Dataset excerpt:
** Begin **

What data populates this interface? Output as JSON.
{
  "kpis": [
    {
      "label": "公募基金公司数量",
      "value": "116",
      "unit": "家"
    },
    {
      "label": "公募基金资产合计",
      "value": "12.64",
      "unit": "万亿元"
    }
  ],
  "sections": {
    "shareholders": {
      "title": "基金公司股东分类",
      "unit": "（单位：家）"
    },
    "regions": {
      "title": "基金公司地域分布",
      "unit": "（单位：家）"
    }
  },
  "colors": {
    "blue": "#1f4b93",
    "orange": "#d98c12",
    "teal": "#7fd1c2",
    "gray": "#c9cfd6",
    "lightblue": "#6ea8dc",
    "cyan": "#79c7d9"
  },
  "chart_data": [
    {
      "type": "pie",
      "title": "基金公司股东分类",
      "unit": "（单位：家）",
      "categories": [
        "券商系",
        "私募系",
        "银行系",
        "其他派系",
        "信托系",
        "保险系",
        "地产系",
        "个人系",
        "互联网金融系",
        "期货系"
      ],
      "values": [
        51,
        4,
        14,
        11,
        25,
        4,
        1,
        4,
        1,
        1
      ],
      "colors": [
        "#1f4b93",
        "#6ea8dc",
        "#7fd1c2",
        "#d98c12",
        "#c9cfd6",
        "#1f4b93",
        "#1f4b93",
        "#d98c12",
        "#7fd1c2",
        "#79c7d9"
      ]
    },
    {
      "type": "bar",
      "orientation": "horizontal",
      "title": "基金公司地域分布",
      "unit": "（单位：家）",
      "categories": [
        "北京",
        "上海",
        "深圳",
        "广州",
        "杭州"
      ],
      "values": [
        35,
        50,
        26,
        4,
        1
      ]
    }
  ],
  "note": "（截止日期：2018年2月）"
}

** End **

WRITTEN PROBLEM:
Set out the complete listing exactly as shown.

ANSWER BELOW:
What data populates this interface? Output as JSON.
{
  "kpis": [
    {
      "label": "公募基金公司数量",
      "value": "116",
      "unit": "家"
    },
    {
      "label": "公募基金资产合计",
      "value": "12.64",
      "unit": "万亿元"
    }
  ],
  "sections": {
    "shareholders": {
      "title": "基金公司股东分类",
      "unit": "（单位：家）"
    },
    "regions": {
      "title": "基金公司地域分布",
      "unit": "（单位：家）"
    }
  },
  "colors": {
    "blue": "#1f4b93",
    "orange": "#d98c12",
    "teal": "#7fd1c2",
    "gray": "#c9cfd6",
    "lightblue": "#6ea8dc",
    "cyan": "#79c7d9"
  },
  "chart_data": [
    {
      "type": "pie",
      "title": "基金公司股东分类",
      "unit": "（单位：家）",
      "categories": [
        "券商系",
        "私募系",
        "银行系",
        "其他派系",
        "信托系",
        "保险系",
        "地产系",
        "个人系",
        "互联网金融系",
        "期货系"
      ],
      "values": [
        51,
        4,
        14,
        11,
        25,
        4,
        1,
        4,
        1,
        1
      ],
      "colors": [
        "#1f4b93",
        "#6ea8dc",
        "#7fd1c2",
        "#d98c12",
        "#c9cfd6",
        "#1f4b93",
        "#1f4b93",
        "#d98c12",
        "#7fd1c2",
        "#79c7d9"
      ]
    },
    {
      "type": "bar",
      "orientation": "horizontal",
      "title": "基金公司地域分布",
      "unit": "（单位：家）",
      "categories": [
        "北京",
        "上海",
        "深圳",
        "广州",
        "杭州"
      ],
      "values": [
        35,
        50,
        26,
        4,
        1
      ]
    }
  ],
  "note": "（截止日期：2018年2月）"
}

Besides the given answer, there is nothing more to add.